### SHORT PROBLEM
Reproduce the listing below word for word, leaving every line unchanged.

### Annotated element entries
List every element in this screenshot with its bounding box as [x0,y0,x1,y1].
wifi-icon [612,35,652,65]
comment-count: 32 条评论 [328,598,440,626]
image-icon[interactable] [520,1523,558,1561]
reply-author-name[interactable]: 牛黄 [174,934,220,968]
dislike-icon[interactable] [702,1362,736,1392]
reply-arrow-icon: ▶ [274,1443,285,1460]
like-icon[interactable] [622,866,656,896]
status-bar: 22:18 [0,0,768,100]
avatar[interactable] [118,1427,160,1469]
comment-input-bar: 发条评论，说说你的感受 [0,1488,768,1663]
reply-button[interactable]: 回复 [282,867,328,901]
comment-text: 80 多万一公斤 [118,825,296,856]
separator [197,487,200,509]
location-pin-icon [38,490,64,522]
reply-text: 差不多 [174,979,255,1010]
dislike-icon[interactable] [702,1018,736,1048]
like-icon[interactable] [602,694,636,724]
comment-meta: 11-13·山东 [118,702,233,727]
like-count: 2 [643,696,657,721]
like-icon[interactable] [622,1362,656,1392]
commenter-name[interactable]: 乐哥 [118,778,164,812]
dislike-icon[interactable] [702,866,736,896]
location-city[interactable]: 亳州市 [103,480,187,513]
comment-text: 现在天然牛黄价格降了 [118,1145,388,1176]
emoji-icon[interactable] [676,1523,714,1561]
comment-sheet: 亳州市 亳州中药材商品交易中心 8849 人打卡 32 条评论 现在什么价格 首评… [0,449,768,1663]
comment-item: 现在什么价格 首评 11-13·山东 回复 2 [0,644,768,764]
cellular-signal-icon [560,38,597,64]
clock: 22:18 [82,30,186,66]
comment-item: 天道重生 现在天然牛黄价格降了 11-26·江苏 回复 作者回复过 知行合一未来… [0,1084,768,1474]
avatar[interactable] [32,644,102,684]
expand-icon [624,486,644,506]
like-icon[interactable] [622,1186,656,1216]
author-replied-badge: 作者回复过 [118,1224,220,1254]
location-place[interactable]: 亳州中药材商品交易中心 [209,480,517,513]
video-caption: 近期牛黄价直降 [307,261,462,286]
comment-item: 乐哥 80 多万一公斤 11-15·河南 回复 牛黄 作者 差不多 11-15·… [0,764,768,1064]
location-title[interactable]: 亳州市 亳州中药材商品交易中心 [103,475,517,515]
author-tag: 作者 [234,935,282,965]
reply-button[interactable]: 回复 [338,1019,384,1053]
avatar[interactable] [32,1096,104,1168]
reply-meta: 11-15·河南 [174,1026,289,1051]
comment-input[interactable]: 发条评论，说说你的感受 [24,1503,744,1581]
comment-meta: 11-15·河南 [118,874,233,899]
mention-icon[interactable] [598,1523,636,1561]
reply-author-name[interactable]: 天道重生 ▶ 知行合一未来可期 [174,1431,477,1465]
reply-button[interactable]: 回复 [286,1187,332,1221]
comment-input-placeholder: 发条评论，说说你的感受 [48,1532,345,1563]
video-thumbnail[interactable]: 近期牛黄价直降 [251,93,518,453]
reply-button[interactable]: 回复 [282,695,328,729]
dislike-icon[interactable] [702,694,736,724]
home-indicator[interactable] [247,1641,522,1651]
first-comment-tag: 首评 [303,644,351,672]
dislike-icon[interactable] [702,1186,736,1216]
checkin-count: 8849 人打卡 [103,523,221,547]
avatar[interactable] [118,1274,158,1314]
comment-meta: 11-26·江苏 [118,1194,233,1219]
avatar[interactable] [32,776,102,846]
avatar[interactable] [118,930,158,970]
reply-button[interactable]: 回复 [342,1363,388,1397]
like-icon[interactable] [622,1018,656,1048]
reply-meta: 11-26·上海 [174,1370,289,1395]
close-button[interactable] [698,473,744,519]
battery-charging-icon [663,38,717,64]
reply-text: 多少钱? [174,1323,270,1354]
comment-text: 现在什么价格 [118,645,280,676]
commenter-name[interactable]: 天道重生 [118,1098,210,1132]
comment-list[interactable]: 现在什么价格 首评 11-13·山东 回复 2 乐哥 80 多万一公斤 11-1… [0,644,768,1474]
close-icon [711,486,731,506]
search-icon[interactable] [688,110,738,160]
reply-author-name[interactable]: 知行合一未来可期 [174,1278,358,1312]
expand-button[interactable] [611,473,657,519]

### ANSWER IN FULL
List every element in this screenshot with its bounding box as [x0,y0,x1,y1].
wifi-icon [612,35,652,65]
comment-count: 32 条评论 [328,598,440,626]
image-icon[interactable] [520,1523,558,1561]
reply-author-name[interactable]: 牛黄 [174,934,220,968]
dislike-icon[interactable] [702,1362,736,1392]
reply-arrow-icon: ▶ [274,1443,285,1460]
like-icon[interactable] [622,866,656,896]
status-bar: 22:18 [0,0,768,100]
avatar[interactable] [118,1427,160,1469]
comment-input-bar: 发条评论，说说你的感受 [0,1488,768,1663]
reply-button[interactable]: 回复 [282,867,328,901]
comment-text: 80 多万一公斤 [118,825,296,856]
separator [197,487,200,509]
location-pin-icon [38,490,64,522]
reply-text: 差不多 [174,979,255,1010]
dislike-icon[interactable] [702,1018,736,1048]
like-icon[interactable] [602,694,636,724]
comment-meta: 11-13·山东 [118,702,233,727]
like-count: 2 [643,696,657,721]
like-icon[interactable] [622,1362,656,1392]
commenter-name[interactable]: 乐哥 [118,778,164,812]
dislike-icon[interactable] [702,866,736,896]
location-city[interactable]: 亳州市 [103,480,187,513]
comment-text: 现在天然牛黄价格降了 [118,1145,388,1176]
emoji-icon[interactable] [676,1523,714,1561]
comment-sheet: 亳州市 亳州中药材商品交易中心 8849 人打卡 32 条评论 现在什么价格 首评… [0,449,768,1663]
comment-item: 现在什么价格 首评 11-13·山东 回复 2 [0,644,768,764]
cellular-signal-icon [560,38,597,64]
clock: 22:18 [82,30,186,66]
comment-item: 天道重生 现在天然牛黄价格降了 11-26·江苏 回复 作者回复过 知行合一未来… [0,1084,768,1474]
avatar[interactable] [32,644,102,684]
expand-icon [624,486,644,506]
like-icon[interactable] [622,1186,656,1216]
author-replied-badge: 作者回复过 [118,1224,220,1254]
location-place[interactable]: 亳州中药材商品交易中心 [209,480,517,513]
video-caption: 近期牛黄价直降 [307,261,462,286]
comment-item: 乐哥 80 多万一公斤 11-15·河南 回复 牛黄 作者 差不多 11-15·… [0,764,768,1064]
location-title[interactable]: 亳州市 亳州中药材商品交易中心 [103,475,517,515]
author-tag: 作者 [234,935,282,965]
reply-button[interactable]: 回复 [338,1019,384,1053]
avatar[interactable] [32,1096,104,1168]
reply-meta: 11-15·河南 [174,1026,289,1051]
comment-input[interactable]: 发条评论，说说你的感受 [24,1503,744,1581]
comment-meta: 11-15·河南 [118,874,233,899]
mention-icon[interactable] [598,1523,636,1561]
reply-author-name[interactable]: 天道重生 ▶ 知行合一未来可期 [174,1431,477,1465]
reply-button[interactable]: 回复 [286,1187,332,1221]
comment-input-placeholder: 发条评论，说说你的感受 [48,1532,345,1563]
video-thumbnail[interactable]: 近期牛黄价直降 [251,93,518,453]
reply-button[interactable]: 回复 [282,695,328,729]
dislike-icon[interactable] [702,694,736,724]
home-indicator[interactable] [247,1641,522,1651]
first-comment-tag: 首评 [303,644,351,672]
dislike-icon[interactable] [702,1186,736,1216]
checkin-count: 8849 人打卡 [103,523,221,547]
avatar[interactable] [118,1274,158,1314]
comment-meta: 11-26·江苏 [118,1194,233,1219]
avatar[interactable] [32,776,102,846]
avatar[interactable] [118,930,158,970]
reply-button[interactable]: 回复 [342,1363,388,1397]
like-icon[interactable] [622,1018,656,1048]
reply-meta: 11-26·上海 [174,1370,289,1395]
close-button[interactable] [698,473,744,519]
battery-charging-icon [663,38,717,64]
reply-text: 多少钱? [174,1323,270,1354]
comment-text: 现在什么价格 [118,645,280,676]
commenter-name[interactable]: 天道重生 [118,1098,210,1132]
comment-list[interactable]: 现在什么价格 首评 11-13·山东 回复 2 乐哥 80 多万一公斤 11-1… [0,644,768,1474]
close-icon [711,486,731,506]
search-icon[interactable] [688,110,738,160]
reply-author-name[interactable]: 知行合一未来可期 [174,1278,358,1312]
expand-button[interactable] [611,473,657,519]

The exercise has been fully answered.